══ 提示文 ══

このような構成によれば、車両衝突時における衝突対象物の判別精度が高い状態で保護装置が作動することとなり、車両乗員や歩行者の保護徹底が図られる。
【発明の効果】
【0018】
以上のように、本発明によれば、特に車両の前部または後部において車幅にわたって長手状に延在する受衝部の、車両衝突時の最大移動速度と最大加速度との相関に基づいて衝突対象物を判別する構成によって、衝突対象物の判別精度を高めるのに有効な技術を実現することが可能とされる。
【発明を実施するための最良の形態】
【0019】
以下、本発明の実施の形態につき図面を参照しつつ詳細に説明する。まず、図1及び図2を参照しながら、本発明における「衝突物判別装置」の一実施の形態である衝突物判別装置100の構成について説明する。なお、本実施の形態は、自動車の車両101に装着される衝突物判別装置100について説明するものである。

═══
══ 抽出資料 ══

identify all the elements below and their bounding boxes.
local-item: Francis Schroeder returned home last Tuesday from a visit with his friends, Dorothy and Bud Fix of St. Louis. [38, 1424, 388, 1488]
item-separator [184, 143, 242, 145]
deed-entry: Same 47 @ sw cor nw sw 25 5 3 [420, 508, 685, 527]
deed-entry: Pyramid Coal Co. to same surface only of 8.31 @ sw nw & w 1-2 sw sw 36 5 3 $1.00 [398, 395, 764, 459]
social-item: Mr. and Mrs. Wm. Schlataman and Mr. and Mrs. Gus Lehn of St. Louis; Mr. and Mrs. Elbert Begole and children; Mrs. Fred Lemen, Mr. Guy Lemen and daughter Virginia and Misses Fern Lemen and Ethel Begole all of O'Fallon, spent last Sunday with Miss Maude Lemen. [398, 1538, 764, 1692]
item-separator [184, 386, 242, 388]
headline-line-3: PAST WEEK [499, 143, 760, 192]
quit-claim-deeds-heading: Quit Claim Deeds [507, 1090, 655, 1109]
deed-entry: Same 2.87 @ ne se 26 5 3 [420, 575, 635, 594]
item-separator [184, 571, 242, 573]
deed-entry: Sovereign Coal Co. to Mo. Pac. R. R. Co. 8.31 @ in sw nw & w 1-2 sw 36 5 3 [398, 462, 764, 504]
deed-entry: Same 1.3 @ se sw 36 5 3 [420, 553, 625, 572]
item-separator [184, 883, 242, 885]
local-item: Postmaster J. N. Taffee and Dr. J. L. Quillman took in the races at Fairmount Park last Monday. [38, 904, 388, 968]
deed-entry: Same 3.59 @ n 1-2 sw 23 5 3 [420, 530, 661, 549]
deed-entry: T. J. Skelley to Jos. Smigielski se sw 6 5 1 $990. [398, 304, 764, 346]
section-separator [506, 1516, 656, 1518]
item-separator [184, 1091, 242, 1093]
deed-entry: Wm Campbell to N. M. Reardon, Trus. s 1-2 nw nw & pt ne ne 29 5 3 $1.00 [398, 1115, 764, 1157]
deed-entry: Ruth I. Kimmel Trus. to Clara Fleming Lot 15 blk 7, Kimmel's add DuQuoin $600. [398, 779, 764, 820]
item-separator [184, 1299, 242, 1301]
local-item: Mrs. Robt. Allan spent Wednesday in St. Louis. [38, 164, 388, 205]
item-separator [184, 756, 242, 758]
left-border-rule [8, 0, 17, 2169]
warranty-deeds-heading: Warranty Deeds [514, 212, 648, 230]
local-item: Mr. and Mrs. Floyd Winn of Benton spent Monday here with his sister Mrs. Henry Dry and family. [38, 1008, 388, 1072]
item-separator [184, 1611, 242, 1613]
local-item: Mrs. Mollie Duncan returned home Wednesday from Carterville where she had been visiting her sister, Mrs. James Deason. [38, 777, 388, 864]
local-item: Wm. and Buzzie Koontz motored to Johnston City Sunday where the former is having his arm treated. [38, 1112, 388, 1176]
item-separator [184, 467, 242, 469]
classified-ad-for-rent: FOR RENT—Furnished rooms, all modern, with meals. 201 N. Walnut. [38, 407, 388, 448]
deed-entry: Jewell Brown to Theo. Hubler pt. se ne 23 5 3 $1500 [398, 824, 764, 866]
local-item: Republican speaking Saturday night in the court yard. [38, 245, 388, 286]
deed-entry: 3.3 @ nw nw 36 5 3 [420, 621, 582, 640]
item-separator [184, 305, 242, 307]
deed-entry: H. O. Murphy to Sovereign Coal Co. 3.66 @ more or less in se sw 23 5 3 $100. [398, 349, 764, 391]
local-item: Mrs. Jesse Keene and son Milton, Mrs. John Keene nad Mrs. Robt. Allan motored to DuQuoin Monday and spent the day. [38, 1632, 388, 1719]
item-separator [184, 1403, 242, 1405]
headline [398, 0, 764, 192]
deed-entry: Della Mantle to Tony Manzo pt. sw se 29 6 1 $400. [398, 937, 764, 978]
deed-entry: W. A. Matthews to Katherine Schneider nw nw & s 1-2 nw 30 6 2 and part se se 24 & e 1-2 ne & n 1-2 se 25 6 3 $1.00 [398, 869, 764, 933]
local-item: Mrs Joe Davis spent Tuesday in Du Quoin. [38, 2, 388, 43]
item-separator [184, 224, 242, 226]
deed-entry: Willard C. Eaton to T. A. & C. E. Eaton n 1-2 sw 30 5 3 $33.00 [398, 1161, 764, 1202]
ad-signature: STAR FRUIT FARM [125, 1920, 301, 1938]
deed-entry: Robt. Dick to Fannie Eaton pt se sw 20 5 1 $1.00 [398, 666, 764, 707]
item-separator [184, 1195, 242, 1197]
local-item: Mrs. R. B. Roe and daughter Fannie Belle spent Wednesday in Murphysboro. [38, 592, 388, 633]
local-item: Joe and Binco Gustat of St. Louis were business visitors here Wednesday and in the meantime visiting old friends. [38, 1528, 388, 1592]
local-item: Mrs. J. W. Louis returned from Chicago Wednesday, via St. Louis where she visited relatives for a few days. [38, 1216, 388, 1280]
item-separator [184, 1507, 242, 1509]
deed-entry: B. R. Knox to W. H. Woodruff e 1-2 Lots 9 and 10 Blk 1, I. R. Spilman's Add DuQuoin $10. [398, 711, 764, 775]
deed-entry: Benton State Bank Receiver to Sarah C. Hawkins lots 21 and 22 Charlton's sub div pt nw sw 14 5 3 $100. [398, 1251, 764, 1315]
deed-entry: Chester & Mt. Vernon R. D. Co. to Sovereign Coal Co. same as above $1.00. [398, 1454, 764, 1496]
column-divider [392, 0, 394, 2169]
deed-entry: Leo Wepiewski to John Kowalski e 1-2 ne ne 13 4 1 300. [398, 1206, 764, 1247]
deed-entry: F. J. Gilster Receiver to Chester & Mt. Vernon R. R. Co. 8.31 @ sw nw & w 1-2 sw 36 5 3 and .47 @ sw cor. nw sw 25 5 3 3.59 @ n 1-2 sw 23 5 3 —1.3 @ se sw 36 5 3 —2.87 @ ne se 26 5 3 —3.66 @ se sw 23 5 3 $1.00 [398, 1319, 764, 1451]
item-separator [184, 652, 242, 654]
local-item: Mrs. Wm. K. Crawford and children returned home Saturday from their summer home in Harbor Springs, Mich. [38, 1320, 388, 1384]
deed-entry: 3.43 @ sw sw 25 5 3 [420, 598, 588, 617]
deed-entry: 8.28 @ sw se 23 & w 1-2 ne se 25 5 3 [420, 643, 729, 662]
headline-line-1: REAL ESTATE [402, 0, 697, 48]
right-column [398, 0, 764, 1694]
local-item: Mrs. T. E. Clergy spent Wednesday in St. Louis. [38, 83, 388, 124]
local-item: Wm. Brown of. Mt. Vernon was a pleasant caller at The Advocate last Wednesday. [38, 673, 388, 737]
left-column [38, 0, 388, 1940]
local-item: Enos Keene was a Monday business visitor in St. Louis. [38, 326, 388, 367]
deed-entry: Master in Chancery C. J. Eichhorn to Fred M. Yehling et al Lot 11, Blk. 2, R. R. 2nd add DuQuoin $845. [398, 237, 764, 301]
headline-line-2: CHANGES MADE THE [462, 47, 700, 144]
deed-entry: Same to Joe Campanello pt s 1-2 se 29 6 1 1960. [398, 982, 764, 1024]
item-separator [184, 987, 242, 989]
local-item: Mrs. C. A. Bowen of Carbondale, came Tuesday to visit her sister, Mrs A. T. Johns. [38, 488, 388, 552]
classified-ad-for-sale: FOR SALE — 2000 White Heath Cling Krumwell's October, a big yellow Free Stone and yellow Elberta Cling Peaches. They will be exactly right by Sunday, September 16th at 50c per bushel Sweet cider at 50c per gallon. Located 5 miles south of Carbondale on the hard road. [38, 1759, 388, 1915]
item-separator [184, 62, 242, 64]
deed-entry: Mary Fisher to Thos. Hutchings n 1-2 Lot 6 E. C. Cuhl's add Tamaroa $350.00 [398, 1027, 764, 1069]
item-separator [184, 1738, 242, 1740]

═══

- [やるべきこと]:
衝突物判別装置の明細書の最後の文の後から、続きを書いてもらえますか？

- [最終回答]:
【0020】
本発明における一実施の形態の衝突物判別装置100の概略構成が図1に示され、図1中の車両101のA−A線における断面構造が図2に示される。
【0021】
図1に示す車両101には、フロントバンパ110、リアバンパ112、受衝部材120、検出センサ130、第1緩衝部材140、第2緩衝部材150、制御ユニット160、乗員保護装置170、歩行者保護装置180等が設けられている。なお、本実施の形態では、受衝部材120、検出センサ130、制御ユニット160を主体にして衝突物判別装置100が構成されている。
【0022】
図2に示すように、フロントバンパ110は、バンパフレーム110a、このバンパフレーム110aの車両前方を覆う樹脂製のバンパカバー110bを備える。このバンパフレーム110aとバンパカバー110bとによって区画される領域に、受衝部材120、検出センサ130、第1緩衝部材140、第2緩衝部材150が設けられている。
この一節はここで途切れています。